WORK INSTRUCTIONS: Your reply should be one number: the count of lines holding the word "Лаваль".

(Data entries)

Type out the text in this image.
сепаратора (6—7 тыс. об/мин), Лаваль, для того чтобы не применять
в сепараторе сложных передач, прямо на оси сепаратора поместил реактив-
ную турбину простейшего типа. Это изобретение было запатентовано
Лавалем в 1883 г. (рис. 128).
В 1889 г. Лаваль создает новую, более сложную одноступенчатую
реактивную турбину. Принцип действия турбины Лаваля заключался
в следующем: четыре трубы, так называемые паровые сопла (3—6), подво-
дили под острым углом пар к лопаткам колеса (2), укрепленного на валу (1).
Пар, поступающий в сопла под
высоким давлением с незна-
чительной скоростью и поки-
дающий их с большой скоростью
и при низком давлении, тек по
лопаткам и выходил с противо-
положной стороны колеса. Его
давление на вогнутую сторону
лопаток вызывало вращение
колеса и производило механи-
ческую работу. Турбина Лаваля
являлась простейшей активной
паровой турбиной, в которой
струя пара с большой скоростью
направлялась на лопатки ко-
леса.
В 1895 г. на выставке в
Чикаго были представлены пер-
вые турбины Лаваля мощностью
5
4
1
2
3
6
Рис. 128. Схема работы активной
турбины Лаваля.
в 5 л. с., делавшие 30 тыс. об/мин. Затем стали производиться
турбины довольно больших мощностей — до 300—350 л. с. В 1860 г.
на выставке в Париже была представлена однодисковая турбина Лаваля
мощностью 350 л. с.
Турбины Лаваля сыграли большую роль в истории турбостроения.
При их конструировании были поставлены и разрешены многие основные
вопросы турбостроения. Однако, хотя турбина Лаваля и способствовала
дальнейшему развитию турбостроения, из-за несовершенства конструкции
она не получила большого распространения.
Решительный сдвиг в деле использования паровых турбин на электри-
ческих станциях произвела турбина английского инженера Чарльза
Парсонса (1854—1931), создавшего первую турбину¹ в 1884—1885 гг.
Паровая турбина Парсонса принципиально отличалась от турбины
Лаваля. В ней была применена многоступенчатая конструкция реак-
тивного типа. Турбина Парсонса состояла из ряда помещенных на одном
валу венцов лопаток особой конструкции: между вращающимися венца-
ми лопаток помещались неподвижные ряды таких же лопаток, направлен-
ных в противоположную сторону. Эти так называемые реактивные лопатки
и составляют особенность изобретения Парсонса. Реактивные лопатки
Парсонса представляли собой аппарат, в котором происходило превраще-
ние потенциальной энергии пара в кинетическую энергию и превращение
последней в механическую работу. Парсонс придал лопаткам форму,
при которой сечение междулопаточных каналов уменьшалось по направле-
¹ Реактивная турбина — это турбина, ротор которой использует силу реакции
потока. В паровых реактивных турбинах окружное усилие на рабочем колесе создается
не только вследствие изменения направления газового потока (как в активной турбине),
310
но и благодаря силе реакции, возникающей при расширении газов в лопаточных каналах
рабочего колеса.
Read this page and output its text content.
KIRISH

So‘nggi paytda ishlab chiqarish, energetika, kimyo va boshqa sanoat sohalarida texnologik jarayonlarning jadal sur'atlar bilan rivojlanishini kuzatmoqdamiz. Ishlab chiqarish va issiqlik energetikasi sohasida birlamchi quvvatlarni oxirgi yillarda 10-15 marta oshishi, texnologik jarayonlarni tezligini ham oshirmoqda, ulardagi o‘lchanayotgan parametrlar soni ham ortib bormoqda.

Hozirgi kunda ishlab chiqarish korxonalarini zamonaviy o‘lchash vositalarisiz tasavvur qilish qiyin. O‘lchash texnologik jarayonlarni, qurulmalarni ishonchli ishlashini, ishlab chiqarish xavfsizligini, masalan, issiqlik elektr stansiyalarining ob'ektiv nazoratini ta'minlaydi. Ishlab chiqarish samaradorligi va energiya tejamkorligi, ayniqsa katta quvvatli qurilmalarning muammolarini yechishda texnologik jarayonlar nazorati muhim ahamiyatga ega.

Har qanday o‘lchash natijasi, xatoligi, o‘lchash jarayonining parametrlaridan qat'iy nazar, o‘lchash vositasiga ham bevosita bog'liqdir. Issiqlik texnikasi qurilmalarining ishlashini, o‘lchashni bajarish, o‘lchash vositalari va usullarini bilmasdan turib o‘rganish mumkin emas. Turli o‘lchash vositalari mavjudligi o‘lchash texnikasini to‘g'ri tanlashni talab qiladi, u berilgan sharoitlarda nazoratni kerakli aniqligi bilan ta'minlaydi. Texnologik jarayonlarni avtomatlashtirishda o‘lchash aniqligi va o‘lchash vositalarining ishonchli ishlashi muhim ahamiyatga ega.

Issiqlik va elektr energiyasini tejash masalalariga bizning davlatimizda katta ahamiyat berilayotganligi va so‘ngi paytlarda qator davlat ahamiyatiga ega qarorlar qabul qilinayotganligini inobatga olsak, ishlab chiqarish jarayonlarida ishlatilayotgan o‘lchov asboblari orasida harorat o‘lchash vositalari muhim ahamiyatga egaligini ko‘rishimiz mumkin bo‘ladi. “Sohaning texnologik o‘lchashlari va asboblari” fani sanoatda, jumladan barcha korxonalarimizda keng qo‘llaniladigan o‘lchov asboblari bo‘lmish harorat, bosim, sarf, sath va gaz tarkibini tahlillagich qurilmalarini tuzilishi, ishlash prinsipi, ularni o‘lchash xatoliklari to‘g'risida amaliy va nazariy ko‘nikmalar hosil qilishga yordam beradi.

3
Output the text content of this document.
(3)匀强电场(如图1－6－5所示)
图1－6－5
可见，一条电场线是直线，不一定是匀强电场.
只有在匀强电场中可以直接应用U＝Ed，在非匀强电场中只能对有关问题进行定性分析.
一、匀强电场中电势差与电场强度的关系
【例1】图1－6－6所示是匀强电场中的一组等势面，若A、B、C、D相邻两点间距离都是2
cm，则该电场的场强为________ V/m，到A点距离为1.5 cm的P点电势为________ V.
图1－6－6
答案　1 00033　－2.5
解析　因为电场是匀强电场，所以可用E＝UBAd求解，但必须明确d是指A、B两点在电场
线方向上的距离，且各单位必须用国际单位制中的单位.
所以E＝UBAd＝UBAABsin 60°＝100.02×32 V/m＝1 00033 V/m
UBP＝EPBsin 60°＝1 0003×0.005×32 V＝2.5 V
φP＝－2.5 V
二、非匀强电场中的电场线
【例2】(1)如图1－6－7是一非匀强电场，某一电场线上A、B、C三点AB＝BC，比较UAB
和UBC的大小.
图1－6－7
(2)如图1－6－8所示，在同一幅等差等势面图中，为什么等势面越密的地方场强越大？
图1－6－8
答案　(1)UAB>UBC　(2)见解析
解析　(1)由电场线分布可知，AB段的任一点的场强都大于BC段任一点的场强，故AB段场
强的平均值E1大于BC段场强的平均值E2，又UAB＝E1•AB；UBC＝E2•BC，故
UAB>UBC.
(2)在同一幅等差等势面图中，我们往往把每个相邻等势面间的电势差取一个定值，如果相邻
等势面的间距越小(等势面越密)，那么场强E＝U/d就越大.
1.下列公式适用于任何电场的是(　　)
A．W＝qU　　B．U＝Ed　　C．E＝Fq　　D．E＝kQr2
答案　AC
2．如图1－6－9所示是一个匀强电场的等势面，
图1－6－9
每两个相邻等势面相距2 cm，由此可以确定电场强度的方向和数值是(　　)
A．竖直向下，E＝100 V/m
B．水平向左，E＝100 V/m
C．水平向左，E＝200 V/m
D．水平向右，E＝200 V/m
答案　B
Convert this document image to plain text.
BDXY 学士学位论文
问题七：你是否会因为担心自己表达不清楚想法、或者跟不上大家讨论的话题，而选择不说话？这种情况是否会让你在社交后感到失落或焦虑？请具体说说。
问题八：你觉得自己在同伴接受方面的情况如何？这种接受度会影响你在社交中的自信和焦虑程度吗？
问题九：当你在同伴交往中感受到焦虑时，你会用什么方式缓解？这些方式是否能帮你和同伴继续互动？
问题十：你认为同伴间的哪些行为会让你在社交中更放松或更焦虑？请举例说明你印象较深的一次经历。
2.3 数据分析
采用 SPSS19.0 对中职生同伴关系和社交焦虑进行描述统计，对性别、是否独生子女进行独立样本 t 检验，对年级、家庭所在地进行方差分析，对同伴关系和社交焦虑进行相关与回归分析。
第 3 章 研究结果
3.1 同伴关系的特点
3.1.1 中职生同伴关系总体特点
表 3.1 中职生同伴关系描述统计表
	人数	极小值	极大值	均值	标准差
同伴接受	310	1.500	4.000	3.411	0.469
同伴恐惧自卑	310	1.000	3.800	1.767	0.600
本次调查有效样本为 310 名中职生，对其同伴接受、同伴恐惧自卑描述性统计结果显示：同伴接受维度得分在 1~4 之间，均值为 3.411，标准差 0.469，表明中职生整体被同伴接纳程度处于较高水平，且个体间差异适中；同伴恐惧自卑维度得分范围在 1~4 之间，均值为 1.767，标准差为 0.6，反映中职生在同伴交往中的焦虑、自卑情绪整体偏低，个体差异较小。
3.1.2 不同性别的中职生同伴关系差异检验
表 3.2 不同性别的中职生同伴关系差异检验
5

RESULT OF THIS TASK: 2